__WRITTEN TASK__. From the material below, list every line containing "Read".

Structured figure records:
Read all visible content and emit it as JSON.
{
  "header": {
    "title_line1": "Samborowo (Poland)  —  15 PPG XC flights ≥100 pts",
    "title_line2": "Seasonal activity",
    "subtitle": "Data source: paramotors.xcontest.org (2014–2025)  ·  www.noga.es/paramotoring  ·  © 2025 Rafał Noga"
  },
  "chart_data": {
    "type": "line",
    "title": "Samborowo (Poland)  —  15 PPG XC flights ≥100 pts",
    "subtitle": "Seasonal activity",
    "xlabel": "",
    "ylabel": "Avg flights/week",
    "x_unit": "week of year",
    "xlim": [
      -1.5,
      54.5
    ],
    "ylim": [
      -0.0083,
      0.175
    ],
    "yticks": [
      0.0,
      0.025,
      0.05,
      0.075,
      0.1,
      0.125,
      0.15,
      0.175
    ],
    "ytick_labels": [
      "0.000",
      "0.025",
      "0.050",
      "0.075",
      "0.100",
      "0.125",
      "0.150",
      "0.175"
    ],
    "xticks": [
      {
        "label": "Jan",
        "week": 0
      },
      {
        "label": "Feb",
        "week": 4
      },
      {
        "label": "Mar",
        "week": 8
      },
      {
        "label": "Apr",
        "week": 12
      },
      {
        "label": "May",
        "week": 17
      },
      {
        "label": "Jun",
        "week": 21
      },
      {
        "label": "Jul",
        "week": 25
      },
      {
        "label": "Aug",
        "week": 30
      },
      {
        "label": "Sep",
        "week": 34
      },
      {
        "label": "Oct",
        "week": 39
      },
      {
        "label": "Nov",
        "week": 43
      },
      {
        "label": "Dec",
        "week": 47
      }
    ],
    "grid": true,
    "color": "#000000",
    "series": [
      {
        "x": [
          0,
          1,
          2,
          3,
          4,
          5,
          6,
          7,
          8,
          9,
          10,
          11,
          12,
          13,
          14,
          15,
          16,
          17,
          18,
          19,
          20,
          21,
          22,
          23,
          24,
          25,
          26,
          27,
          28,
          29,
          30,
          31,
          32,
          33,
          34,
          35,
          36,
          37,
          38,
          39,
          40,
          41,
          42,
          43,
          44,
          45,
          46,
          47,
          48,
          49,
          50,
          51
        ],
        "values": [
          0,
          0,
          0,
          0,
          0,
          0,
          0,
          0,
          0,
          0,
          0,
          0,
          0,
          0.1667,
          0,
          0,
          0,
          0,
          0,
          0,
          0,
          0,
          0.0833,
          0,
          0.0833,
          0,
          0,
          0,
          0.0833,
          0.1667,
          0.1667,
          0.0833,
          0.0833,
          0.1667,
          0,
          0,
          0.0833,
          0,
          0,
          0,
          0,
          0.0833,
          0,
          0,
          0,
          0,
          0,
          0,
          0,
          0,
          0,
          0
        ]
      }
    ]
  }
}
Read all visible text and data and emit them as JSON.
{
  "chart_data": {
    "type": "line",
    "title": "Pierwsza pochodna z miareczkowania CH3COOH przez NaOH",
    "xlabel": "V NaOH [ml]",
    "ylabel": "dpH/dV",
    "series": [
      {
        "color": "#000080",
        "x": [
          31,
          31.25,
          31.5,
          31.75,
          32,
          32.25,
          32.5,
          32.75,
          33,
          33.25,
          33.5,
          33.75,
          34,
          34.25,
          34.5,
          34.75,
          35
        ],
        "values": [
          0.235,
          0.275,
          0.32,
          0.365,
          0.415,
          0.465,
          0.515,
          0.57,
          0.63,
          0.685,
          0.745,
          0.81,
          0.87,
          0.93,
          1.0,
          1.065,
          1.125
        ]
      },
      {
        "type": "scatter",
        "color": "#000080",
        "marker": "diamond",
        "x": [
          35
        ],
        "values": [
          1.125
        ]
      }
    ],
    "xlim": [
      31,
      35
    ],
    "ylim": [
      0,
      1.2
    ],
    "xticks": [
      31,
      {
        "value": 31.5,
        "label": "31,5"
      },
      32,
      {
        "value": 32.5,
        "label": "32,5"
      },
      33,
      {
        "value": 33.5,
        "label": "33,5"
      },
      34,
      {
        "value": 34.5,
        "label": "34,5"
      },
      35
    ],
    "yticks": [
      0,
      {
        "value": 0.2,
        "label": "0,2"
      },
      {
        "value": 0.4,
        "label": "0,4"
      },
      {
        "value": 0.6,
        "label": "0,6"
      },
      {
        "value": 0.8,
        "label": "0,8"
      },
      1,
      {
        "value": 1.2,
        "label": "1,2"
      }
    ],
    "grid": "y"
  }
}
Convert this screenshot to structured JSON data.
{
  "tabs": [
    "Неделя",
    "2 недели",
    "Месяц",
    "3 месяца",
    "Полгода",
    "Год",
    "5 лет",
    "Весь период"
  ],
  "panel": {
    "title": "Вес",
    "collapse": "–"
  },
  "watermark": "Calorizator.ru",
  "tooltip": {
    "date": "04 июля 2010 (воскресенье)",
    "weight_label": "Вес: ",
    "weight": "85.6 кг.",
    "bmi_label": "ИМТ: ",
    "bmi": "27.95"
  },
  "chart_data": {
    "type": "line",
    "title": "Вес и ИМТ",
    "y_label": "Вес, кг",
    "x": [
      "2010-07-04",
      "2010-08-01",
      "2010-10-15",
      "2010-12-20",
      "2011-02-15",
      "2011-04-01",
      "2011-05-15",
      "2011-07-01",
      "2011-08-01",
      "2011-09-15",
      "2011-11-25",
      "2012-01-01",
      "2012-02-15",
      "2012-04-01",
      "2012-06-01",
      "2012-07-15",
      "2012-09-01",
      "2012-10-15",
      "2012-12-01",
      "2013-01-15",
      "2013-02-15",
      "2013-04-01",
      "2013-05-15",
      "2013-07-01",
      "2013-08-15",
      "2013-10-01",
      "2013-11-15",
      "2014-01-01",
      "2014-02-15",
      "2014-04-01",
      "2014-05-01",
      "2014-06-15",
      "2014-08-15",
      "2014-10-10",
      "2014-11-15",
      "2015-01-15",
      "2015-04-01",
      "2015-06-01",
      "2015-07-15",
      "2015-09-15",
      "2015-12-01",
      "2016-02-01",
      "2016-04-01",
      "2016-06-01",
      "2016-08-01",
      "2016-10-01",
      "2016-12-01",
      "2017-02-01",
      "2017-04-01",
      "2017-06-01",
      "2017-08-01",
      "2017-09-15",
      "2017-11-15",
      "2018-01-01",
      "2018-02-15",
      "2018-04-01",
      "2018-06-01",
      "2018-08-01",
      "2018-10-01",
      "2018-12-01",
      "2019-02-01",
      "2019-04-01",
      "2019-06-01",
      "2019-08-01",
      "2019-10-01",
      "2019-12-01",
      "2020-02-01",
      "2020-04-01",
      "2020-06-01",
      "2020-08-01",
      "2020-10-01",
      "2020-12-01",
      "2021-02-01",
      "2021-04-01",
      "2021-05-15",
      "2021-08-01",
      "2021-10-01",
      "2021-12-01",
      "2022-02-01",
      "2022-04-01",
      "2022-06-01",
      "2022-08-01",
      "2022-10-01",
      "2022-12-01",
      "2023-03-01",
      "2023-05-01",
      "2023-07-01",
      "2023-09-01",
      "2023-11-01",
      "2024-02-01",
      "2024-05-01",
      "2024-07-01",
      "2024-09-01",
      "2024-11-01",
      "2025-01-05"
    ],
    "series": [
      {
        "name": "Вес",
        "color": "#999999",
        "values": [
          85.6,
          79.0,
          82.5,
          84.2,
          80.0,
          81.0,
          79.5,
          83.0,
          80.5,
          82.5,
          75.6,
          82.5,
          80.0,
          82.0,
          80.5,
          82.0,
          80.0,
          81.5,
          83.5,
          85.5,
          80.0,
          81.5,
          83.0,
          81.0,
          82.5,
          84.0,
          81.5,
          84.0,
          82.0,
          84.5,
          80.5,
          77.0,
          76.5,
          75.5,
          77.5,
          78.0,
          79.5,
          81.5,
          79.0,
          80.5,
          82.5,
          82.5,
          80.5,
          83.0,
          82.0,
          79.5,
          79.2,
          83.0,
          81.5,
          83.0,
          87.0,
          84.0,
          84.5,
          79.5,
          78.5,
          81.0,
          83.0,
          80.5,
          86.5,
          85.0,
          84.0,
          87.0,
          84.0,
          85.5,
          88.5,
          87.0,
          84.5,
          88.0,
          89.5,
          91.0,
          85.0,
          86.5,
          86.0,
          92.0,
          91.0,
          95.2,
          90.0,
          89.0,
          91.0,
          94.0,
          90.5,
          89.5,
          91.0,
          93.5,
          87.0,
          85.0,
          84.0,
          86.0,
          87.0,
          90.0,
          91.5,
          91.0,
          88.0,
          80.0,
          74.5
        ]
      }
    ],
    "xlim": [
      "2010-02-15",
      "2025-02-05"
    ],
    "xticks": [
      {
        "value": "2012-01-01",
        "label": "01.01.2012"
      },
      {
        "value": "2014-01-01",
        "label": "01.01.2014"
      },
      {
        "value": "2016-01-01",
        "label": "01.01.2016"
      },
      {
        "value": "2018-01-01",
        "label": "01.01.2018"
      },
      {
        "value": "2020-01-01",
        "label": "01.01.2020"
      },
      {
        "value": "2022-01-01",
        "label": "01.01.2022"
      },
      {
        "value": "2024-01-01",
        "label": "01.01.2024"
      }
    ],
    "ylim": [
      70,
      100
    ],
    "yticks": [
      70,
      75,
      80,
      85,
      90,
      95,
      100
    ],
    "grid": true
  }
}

__COMPLETED EXERCISE__.
Read all visible content and emit it as JSON.
Read all visible text and data and emit them as JSON.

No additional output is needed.